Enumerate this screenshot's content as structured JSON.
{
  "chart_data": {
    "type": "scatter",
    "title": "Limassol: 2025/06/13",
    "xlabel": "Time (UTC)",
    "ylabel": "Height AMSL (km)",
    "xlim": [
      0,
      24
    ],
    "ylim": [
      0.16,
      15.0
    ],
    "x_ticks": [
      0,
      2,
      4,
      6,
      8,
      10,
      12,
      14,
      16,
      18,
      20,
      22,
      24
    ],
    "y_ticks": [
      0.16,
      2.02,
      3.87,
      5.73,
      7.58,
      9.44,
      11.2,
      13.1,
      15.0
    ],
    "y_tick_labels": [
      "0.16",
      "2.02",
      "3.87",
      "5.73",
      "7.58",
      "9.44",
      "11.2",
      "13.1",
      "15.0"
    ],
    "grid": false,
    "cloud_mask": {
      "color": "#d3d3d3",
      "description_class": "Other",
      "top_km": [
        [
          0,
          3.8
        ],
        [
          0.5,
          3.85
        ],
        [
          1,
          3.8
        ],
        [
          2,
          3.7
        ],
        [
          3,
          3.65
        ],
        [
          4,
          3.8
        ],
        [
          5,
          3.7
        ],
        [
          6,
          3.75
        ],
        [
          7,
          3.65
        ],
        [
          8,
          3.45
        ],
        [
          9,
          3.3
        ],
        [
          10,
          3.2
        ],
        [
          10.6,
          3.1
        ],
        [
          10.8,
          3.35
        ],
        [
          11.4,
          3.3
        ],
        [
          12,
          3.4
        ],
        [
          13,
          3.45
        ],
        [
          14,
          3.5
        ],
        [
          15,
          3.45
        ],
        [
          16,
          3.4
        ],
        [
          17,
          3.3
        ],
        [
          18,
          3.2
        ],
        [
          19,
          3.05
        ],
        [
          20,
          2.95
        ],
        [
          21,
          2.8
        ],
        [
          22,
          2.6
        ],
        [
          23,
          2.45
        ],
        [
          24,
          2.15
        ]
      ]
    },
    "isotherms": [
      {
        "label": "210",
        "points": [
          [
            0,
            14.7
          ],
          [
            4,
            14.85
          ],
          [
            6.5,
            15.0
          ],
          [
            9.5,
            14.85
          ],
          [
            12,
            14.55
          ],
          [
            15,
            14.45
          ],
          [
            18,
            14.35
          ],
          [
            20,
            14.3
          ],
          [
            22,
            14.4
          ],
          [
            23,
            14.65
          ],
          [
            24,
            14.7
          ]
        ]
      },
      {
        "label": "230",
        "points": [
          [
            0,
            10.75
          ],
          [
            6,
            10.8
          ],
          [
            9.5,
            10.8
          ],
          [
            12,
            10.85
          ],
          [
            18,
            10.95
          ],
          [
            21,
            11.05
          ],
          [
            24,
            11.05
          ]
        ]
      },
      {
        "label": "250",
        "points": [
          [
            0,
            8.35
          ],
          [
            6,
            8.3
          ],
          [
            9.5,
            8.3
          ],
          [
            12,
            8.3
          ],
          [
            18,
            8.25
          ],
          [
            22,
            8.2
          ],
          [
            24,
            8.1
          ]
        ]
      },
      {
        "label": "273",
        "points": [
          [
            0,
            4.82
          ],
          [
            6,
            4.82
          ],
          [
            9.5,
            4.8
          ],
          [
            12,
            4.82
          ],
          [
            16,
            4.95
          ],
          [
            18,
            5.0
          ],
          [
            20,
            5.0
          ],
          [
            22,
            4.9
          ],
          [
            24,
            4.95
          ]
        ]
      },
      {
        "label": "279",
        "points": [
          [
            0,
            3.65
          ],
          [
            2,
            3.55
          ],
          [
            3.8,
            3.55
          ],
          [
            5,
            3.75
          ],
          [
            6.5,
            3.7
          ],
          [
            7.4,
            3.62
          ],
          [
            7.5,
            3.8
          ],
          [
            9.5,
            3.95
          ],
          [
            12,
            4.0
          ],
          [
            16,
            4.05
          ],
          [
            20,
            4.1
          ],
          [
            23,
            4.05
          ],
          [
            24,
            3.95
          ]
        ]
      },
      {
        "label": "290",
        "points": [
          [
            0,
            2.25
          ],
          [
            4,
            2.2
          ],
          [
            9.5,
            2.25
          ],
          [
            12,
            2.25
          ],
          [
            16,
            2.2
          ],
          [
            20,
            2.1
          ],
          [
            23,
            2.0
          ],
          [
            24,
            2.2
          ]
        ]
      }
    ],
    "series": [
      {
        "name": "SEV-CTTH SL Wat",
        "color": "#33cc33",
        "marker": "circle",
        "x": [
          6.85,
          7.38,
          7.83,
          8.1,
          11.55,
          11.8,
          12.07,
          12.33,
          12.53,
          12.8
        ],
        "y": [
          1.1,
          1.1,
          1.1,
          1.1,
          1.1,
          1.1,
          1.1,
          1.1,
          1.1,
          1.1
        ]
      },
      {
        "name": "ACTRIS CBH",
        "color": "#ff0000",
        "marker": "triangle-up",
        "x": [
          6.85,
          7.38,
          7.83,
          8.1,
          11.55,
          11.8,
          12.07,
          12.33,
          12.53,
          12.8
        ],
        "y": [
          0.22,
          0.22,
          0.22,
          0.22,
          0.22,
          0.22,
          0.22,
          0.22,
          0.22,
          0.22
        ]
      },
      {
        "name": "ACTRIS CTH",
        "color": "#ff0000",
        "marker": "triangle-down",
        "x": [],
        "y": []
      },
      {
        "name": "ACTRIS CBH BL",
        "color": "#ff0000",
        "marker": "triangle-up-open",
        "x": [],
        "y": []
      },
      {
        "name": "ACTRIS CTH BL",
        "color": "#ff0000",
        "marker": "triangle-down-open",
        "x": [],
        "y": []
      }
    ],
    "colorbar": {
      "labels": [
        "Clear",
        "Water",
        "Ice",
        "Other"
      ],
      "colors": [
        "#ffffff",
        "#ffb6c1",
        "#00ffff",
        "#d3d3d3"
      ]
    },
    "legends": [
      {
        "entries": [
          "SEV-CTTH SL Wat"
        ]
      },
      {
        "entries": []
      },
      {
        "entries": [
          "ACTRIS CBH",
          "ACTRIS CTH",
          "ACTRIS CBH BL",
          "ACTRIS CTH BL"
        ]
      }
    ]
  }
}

- - -

▶ [Given problem]
Restate each entry exactly, skipping none.

▶ [Correct response]
Enumerate this screenshot's content as structured JSON.
{
  "chart_data": {
    "type": "scatter",
    "title": "Limassol: 2025/06/13",
    "xlabel": "Time (UTC)",
    "ylabel": "Height AMSL (km)",
    "xlim": [
      0,
      24
    ],
    "ylim": [
      0.16,
      15.0
    ],
    "x_ticks": [
      0,
      2,
      4,
      6,
      8,
      10,
      12,
      14,
      16,
      18,
      20,
      22,
      24
    ],
    "y_ticks": [
      0.16,
      2.02,
      3.87,
      5.73,
      7.58,
      9.44,
      11.2,
      13.1,
      15.0
    ],
    "y_tick_labels": [
      "0.16",
      "2.02",
      "3.87",
      "5.73",
      "7.58",
      "9.44",
      "11.2",
      "13.1",
      "15.0"
    ],
    "grid": false,
    "cloud_mask": {
      "color": "#d3d3d3",
      "description_class": "Other",
      "top_km": [
        [
          0,
          3.8
        ],
        [
          0.5,
          3.85
        ],
        [
          1,
          3.8
        ],
        [
          2,
          3.7
        ],
        [
          3,
          3.65
        ],
        [
          4,
          3.8
        ],
        [
          5,
          3.7
        ],
        [
          6,
          3.75
        ],
        [
          7,
          3.65
        ],
        [
          8,
          3.45
        ],
        [
          9,
          3.3
        ],
        [
          10,
          3.2
        ],
        [
          10.6,
          3.1
        ],
        [
          10.8,
          3.35
        ],
        [
          11.4,
          3.3
        ],
        [
          12,
          3.4
        ],
        [
          13,
          3.45
        ],
        [
          14,
          3.5
        ],
        [
          15,
          3.45
        ],
        [
          16,
          3.4
        ],
        [
          17,
          3.3
        ],
        [
          18,
          3.2
        ],
        [
          19,
          3.05
        ],
        [
          20,
          2.95
        ],
        [
          21,
          2.8
        ],
        [
          22,
          2.6
        ],
        [
          23,
          2.45
        ],
        [
          24,
          2.15
        ]
      ]
    },
    "isotherms": [
      {
        "label": "210",
        "points": [
          [
            0,
            14.7
          ],
          [
            4,
            14.85
          ],
          [
            6.5,
            15.0
          ],
          [
            9.5,
            14.85
          ],
          [
            12,
            14.55
          ],
          [
            15,
            14.45
          ],
          [
            18,
            14.35
          ],
          [
            20,
            14.3
          ],
          [
            22,
            14.4
          ],
          [
            23,
            14.65
          ],
          [
            24,
            14.7
          ]
        ]
      },
      {
        "label": "230",
        "points": [
          [
            0,
            10.75
          ],
          [
            6,
            10.8
          ],
          [
            9.5,
            10.8
          ],
          [
            12,
            10.85
          ],
          [
            18,
            10.95
          ],
          [
            21,
            11.05
          ],
          [
            24,
            11.05
          ]
        ]
      },
      {
        "label": "250",
        "points": [
          [
            0,
            8.35
          ],
          [
            6,
            8.3
          ],
          [
            9.5,
            8.3
          ],
          [
            12,
            8.3
          ],
          [
            18,
            8.25
          ],
          [
            22,
            8.2
          ],
          [
            24,
            8.1
          ]
        ]
      },
      {
        "label": "273",
        "points": [
          [
            0,
            4.82
          ],
          [
            6,
            4.82
          ],
          [
            9.5,
            4.8
          ],
          [
            12,
            4.82
          ],
          [
            16,
            4.95
          ],
          [
            18,
            5.0
          ],
          [
            20,
            5.0
          ],
          [
            22,
            4.9
          ],
          [
            24,
            4.95
          ]
        ]
      },
      {
        "label": "279",
        "points": [
          [
            0,
            3.65
          ],
          [
            2,
            3.55
          ],
          [
            3.8,
            3.55
          ],
          [
            5,
            3.75
          ],
          [
            6.5,
            3.7
          ],
          [
            7.4,
            3.62
          ],
          [
            7.5,
            3.8
          ],
          [
            9.5,
            3.95
          ],
          [
            12,
            4.0
          ],
          [
            16,
            4.05
          ],
          [
            20,
            4.1
          ],
          [
            23,
            4.05
          ],
          [
            24,
            3.95
          ]
        ]
      },
      {
        "label": "290",
        "points": [
          [
            0,
            2.25
          ],
          [
            4,
            2.2
          ],
          [
            9.5,
            2.25
          ],
          [
            12,
            2.25
          ],
          [
            16,
            2.2
          ],
          [
            20,
            2.1
          ],
          [
            23,
            2.0
          ],
          [
            24,
            2.2
          ]
        ]
      }
    ],
    "series": [
      {
        "name": "SEV-CTTH SL Wat",
        "color": "#33cc33",
        "marker": "circle",
        "x": [
          6.85,
          7.38,
          7.83,
          8.1,
          11.55,
          11.8,
          12.07,
          12.33,
          12.53,
          12.8
        ],
        "y": [
          1.1,
          1.1,
          1.1,
          1.1,
          1.1,
          1.1,
          1.1,
          1.1,
          1.1,
          1.1
        ]
      },
      {
        "name": "ACTRIS CBH",
        "color": "#ff0000",
        "marker": "triangle-up",
        "x": [
          6.85,
          7.38,
          7.83,
          8.1,
          11.55,
          11.8,
          12.07,
          12.33,
          12.53,
          12.8
        ],
        "y": [
          0.22,
          0.22,
          0.22,
          0.22,
          0.22,
          0.22,
          0.22,
          0.22,
          0.22,
          0.22
        ]
      },
      {
        "name": "ACTRIS CTH",
        "color": "#ff0000",
        "marker": "triangle-down",
        "x": [],
        "y": []
      },
      {
        "name": "ACTRIS CBH BL",
        "color": "#ff0000",
        "marker": "triangle-up-open",
        "x": [],
        "y": []
      },
      {
        "name": "ACTRIS CTH BL",
        "color": "#ff0000",
        "marker": "triangle-down-open",
        "x": [],
        "y": []
      }
    ],
    "colorbar": {
      "labels": [
        "Clear",
        "Water",
        "Ice",
        "Other"
      ],
      "colors": [
        "#ffffff",
        "#ffb6c1",
        "#00ffff",
        "#d3d3d3"
      ]
    },
    "legends": [
      {
        "entries": [
          "SEV-CTTH SL Wat"
        ]
      },
      {
        "entries": []
      },
      {
        "entries": [
          "ACTRIS CBH",
          "ACTRIS CTH",
          "ACTRIS CBH BL",
          "ACTRIS CTH BL"
        ]
      }
    ]
  }
}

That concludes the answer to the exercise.